◆ INPUT ROWS ◆
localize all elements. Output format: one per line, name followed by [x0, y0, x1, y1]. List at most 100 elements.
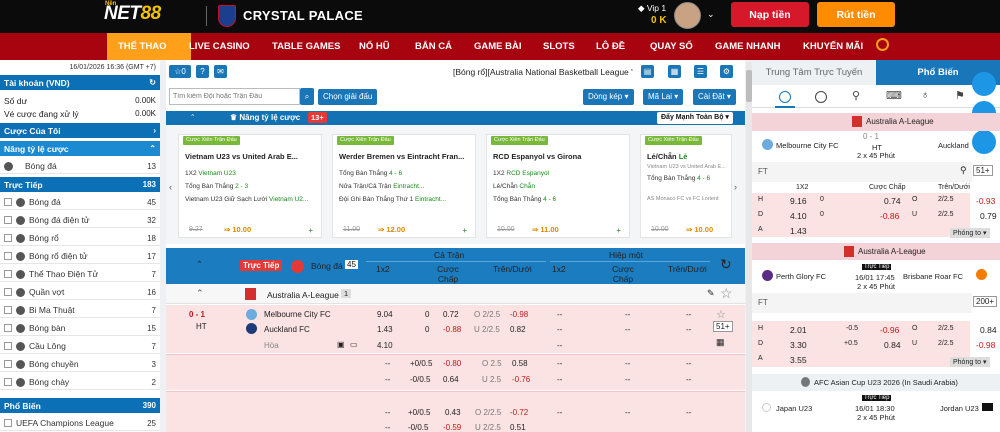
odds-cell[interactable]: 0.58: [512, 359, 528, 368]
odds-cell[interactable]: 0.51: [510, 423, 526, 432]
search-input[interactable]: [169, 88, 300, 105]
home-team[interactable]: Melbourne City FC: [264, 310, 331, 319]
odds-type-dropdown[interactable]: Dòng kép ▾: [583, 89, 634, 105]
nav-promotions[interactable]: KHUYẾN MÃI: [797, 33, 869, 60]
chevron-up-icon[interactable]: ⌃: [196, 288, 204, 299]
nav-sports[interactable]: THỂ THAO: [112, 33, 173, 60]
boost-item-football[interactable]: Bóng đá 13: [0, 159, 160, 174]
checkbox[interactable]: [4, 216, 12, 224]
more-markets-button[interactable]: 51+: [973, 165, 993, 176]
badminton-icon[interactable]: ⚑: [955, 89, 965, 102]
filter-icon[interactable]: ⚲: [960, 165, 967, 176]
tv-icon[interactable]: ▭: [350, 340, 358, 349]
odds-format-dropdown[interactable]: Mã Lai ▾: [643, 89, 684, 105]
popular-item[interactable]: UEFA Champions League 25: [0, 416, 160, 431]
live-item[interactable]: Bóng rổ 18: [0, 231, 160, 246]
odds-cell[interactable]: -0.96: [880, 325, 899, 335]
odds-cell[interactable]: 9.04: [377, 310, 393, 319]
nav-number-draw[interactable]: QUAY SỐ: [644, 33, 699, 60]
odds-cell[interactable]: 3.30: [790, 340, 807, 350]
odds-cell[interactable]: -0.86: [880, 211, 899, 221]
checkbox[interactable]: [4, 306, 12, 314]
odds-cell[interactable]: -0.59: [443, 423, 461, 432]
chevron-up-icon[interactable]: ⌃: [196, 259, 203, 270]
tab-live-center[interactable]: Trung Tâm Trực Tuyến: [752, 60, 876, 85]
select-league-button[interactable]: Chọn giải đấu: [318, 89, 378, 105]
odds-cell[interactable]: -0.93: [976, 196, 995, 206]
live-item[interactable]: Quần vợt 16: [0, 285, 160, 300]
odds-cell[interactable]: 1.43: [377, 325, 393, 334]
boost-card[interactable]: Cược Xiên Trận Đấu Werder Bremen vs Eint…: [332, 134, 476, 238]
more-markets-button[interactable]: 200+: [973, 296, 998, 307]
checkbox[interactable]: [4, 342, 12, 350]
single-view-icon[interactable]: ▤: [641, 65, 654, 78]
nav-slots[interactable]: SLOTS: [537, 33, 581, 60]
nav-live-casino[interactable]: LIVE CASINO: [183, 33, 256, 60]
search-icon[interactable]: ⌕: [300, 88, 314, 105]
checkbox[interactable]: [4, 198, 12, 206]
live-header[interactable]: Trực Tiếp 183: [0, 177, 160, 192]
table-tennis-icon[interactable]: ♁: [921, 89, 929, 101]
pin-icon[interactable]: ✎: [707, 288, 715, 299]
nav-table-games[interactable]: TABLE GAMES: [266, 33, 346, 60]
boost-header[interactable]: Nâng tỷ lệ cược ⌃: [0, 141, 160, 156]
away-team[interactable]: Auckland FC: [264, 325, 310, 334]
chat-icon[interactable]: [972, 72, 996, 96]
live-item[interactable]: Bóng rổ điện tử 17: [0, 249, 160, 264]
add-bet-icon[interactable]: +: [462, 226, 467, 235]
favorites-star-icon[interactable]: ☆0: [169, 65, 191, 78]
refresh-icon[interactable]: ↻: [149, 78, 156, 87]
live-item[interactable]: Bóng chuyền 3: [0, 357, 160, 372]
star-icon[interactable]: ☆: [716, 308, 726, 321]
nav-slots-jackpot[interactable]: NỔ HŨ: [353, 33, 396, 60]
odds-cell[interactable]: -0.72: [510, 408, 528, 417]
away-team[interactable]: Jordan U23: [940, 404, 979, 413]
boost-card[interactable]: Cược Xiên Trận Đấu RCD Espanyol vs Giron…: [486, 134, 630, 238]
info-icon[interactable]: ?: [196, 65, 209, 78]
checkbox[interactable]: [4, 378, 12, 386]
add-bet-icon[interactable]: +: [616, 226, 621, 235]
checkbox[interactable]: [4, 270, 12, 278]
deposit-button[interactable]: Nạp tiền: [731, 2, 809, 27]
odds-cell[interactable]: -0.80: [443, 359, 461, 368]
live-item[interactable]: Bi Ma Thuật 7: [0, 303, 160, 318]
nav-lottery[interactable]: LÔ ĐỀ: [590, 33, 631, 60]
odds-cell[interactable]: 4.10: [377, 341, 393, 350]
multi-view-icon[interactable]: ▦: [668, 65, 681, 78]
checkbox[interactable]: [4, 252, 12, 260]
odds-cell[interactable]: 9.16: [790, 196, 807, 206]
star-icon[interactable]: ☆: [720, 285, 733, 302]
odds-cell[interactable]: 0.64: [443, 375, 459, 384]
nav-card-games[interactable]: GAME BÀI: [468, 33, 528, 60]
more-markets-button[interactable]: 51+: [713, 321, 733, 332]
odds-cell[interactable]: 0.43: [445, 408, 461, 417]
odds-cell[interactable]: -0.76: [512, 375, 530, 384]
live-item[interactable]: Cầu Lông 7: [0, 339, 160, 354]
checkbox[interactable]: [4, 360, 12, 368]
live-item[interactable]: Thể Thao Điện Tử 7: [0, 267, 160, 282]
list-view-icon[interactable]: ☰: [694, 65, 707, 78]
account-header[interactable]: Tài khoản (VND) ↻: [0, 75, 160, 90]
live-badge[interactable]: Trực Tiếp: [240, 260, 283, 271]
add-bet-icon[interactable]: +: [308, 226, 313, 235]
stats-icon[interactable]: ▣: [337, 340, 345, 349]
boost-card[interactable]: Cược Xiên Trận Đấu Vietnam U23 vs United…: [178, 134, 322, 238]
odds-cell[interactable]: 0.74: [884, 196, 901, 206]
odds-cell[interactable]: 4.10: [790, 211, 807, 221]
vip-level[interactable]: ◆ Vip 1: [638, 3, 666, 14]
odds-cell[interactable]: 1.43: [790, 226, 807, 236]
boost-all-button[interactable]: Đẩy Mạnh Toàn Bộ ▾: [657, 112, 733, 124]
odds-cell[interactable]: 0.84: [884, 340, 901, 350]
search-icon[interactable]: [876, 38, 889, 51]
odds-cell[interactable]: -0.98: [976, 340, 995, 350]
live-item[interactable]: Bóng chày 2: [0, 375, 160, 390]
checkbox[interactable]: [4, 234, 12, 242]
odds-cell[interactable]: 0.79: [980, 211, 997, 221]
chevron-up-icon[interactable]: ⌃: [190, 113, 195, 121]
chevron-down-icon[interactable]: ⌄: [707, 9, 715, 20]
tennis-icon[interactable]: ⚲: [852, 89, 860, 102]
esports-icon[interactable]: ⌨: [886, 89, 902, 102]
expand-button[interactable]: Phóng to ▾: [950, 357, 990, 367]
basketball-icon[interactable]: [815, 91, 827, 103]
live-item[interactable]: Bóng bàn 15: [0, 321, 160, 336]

* * *

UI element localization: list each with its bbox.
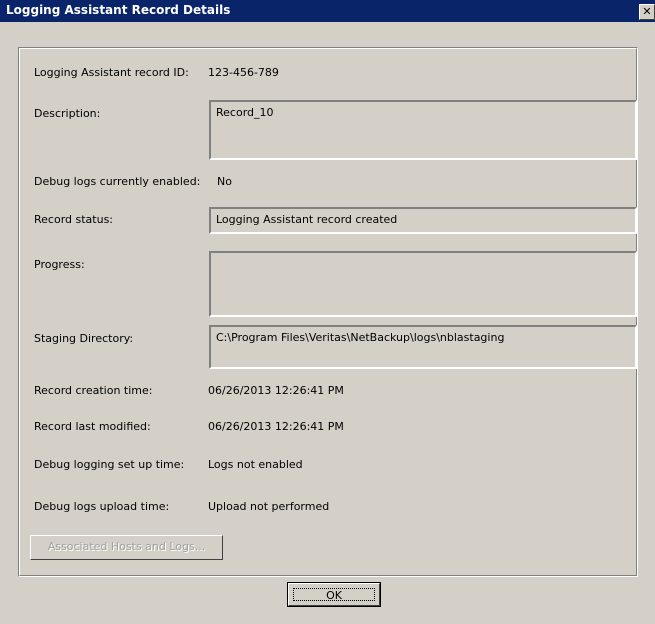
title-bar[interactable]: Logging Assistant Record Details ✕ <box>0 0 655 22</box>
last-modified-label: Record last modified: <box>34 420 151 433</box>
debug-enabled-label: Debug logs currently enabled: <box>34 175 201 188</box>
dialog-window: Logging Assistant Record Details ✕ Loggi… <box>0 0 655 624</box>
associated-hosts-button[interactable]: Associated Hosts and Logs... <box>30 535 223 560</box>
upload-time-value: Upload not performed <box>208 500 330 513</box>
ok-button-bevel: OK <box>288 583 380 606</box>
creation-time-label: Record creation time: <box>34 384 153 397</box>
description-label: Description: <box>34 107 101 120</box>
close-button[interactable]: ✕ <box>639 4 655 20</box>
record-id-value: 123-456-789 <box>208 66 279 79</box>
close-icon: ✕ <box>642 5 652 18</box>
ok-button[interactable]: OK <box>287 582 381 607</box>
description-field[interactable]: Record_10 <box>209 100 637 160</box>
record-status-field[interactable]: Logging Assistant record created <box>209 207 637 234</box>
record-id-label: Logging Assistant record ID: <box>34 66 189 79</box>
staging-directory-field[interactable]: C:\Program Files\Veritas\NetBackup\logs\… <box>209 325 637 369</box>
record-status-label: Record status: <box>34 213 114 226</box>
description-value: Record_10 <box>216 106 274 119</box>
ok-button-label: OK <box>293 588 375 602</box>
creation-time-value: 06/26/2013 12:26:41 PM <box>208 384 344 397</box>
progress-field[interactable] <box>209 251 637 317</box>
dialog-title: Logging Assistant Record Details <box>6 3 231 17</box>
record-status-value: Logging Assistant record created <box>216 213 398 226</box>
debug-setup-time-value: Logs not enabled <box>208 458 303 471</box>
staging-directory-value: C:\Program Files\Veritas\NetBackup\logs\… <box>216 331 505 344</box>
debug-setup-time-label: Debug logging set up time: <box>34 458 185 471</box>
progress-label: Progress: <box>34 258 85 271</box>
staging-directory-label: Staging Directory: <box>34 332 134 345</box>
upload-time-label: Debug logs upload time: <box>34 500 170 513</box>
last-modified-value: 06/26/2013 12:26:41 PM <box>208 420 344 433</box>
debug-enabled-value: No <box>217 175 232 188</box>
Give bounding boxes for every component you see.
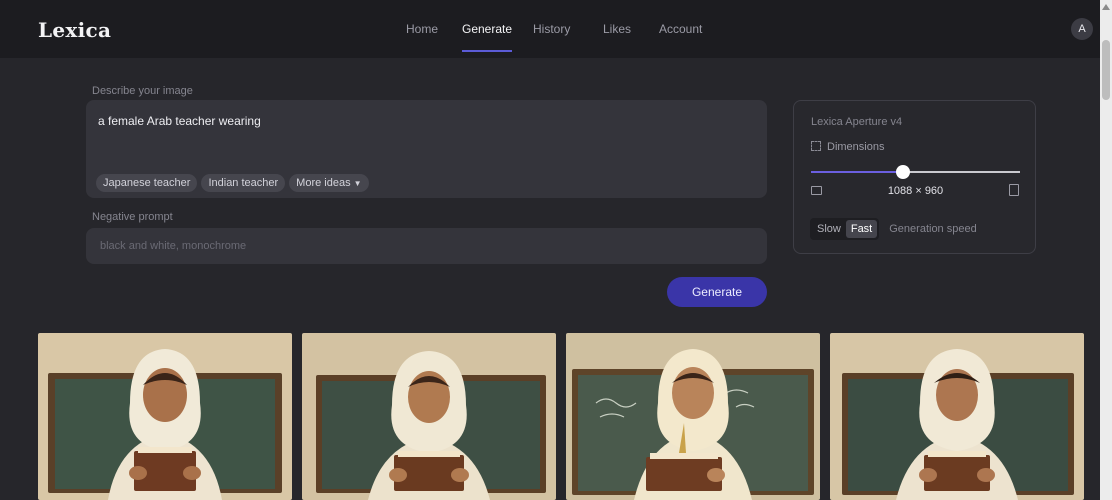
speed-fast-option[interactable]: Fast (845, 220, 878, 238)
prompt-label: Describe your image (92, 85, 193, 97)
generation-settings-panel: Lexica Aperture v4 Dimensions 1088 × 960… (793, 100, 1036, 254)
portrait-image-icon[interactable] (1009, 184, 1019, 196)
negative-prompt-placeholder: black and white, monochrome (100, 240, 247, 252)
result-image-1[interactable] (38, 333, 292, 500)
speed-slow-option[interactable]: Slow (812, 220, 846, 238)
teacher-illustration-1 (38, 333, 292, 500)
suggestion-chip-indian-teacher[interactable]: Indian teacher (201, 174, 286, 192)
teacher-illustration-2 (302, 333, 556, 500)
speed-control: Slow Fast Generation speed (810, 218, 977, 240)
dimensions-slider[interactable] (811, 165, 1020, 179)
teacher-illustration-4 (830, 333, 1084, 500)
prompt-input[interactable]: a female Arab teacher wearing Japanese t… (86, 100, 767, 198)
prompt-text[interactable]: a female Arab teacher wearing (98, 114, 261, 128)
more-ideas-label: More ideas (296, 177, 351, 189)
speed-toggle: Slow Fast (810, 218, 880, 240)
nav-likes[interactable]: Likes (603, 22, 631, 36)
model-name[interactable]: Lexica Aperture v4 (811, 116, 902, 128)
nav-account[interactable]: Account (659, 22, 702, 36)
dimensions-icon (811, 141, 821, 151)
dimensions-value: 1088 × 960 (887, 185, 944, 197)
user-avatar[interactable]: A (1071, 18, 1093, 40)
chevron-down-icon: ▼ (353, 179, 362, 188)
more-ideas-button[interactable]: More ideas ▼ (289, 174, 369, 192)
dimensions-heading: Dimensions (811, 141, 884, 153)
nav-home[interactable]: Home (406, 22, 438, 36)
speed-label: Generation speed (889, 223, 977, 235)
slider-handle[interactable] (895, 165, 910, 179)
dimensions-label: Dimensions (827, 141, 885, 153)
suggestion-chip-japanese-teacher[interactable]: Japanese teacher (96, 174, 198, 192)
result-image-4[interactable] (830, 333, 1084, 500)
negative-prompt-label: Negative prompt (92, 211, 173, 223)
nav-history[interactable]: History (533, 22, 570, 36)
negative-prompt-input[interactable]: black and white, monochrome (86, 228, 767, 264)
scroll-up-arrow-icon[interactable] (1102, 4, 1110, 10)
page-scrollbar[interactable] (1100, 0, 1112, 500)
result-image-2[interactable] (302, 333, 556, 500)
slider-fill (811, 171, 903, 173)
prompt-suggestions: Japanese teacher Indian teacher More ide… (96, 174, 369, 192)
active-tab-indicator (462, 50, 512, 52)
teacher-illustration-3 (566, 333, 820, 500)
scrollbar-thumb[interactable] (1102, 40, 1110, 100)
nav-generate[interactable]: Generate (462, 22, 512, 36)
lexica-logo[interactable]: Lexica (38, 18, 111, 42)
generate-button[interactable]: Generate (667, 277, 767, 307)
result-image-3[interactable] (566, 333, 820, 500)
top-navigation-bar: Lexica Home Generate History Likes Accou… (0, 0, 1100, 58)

--

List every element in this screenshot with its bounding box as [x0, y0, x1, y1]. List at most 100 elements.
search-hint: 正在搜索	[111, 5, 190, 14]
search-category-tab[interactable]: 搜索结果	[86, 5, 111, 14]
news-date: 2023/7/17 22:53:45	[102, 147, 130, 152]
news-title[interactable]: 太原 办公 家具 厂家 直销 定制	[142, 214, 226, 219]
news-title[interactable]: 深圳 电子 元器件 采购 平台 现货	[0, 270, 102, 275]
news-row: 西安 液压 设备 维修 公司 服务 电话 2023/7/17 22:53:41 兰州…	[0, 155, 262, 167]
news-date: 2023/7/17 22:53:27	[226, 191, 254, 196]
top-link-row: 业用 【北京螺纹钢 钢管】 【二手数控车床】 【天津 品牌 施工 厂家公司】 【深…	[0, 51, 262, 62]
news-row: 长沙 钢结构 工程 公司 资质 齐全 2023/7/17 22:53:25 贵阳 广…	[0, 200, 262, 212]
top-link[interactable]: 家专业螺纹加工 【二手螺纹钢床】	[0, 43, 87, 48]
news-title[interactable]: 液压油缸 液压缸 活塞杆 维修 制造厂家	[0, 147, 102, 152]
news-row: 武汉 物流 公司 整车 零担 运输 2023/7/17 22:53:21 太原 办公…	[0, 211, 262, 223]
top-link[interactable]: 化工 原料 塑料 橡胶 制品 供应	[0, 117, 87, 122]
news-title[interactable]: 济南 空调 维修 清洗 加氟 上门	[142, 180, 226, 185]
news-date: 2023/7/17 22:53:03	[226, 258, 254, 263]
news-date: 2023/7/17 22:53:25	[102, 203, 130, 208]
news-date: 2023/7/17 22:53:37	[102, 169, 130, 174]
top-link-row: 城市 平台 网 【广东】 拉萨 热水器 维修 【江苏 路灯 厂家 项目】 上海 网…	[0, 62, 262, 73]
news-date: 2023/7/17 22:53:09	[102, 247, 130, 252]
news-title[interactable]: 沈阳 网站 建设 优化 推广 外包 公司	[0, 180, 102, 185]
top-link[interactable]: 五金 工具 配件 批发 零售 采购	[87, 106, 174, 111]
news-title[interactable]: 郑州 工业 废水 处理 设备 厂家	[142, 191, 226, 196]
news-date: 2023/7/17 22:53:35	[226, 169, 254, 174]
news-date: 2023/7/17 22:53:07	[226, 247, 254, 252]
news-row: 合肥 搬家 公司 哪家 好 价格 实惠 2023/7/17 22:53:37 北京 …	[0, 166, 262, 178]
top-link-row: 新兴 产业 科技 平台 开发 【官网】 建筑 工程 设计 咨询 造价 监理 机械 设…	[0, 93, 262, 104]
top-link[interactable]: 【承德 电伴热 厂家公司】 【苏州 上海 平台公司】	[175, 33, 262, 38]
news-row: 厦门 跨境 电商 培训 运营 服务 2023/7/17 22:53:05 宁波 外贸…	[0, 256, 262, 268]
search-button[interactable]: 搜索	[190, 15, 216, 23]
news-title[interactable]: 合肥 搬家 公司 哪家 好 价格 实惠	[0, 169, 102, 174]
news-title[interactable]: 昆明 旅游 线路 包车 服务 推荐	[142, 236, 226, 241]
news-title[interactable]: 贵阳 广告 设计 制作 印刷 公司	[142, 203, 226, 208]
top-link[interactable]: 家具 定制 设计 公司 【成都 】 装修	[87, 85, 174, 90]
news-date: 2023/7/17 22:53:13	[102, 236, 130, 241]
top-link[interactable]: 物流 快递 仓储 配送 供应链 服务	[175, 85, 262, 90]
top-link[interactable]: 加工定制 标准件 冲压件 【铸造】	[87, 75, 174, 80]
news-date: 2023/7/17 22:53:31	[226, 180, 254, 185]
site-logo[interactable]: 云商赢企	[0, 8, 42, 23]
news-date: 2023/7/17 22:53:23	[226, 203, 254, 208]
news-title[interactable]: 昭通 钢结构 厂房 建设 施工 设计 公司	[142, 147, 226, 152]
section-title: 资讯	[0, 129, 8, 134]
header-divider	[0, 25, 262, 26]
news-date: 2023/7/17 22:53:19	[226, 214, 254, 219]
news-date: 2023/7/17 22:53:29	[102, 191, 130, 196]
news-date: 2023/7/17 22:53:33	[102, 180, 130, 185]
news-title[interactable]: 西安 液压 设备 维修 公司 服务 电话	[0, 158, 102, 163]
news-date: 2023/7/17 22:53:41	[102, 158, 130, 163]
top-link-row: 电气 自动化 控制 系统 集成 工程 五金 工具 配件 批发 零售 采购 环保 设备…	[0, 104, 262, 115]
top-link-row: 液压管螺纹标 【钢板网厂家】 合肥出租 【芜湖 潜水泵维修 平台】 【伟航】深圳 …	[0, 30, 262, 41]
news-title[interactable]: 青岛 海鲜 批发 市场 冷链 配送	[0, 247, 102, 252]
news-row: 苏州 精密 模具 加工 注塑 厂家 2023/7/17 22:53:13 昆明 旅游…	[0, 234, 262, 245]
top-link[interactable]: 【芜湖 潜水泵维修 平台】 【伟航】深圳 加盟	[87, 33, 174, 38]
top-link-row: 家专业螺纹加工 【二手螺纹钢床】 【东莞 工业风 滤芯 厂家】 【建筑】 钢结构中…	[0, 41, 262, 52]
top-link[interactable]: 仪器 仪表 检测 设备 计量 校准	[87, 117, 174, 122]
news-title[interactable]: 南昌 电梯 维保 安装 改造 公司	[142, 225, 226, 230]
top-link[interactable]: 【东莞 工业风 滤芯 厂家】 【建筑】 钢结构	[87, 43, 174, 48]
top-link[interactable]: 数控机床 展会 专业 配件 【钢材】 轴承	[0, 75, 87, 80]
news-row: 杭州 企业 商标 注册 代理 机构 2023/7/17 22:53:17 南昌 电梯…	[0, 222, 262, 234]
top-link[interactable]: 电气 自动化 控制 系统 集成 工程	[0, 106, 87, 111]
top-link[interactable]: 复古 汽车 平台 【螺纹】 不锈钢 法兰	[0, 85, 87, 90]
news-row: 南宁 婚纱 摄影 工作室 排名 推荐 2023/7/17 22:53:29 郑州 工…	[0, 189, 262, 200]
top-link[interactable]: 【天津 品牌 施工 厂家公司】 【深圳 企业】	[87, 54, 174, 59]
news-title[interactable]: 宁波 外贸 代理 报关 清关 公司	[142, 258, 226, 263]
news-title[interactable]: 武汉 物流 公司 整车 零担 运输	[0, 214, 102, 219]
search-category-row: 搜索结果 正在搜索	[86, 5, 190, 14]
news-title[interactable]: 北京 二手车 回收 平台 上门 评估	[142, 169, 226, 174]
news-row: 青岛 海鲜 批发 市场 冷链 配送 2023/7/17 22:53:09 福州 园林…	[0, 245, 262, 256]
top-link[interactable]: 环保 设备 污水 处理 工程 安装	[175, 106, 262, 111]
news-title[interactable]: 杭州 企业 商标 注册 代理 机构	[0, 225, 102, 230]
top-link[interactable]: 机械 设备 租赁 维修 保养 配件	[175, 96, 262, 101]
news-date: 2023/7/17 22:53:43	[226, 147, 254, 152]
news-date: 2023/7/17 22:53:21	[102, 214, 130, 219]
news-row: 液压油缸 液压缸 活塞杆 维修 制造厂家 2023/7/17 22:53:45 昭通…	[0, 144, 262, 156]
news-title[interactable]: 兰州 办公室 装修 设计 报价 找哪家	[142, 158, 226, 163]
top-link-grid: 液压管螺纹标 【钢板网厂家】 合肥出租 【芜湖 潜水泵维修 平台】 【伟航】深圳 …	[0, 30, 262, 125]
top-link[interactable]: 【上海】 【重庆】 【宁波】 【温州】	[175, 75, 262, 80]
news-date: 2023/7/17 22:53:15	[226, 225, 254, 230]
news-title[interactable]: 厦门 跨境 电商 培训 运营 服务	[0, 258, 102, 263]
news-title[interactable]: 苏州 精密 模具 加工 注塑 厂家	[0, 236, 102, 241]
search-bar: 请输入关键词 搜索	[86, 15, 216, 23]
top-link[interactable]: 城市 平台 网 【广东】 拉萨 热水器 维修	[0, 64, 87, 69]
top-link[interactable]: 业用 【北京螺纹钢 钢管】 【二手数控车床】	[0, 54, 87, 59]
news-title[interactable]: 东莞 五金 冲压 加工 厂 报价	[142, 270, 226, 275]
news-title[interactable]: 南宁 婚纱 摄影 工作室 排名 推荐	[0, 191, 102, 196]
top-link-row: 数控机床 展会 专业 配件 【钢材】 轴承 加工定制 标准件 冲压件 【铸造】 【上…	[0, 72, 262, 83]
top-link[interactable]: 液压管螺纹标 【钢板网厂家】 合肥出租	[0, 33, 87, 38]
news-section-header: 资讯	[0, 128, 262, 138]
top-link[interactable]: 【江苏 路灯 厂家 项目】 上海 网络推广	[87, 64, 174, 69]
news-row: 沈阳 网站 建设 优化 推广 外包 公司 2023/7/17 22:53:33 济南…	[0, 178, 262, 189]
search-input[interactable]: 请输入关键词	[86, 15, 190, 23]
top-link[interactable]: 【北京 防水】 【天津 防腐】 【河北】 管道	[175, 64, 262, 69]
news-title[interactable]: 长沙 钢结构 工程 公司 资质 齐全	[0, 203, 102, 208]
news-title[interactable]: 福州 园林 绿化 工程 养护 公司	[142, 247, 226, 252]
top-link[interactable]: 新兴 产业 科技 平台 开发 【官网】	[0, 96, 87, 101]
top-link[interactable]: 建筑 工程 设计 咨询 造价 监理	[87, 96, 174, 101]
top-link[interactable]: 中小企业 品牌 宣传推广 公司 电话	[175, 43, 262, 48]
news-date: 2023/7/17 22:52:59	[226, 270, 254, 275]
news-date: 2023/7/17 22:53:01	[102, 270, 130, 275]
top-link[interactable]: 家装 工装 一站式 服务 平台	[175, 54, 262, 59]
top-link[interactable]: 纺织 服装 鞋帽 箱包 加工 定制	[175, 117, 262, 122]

◆ TO BE DONE ◆
Rewrite the part of the entries that opens with the line containing "List every element" and closes with the line containing "147, 130, 152]", putting "enclosing box" in place of "bounding box" and leaving all else unchanged.

◆ TASK OUTPUT ◆
List every element in this screenshot with its enclosing box as [x0, y0, x1, y1]. List at most 100 elements.
search-hint: 正在搜索	[111, 5, 190, 14]
search-category-tab[interactable]: 搜索结果	[86, 5, 111, 14]
news-date: 2023/7/17 22:53:45	[102, 147, 130, 152]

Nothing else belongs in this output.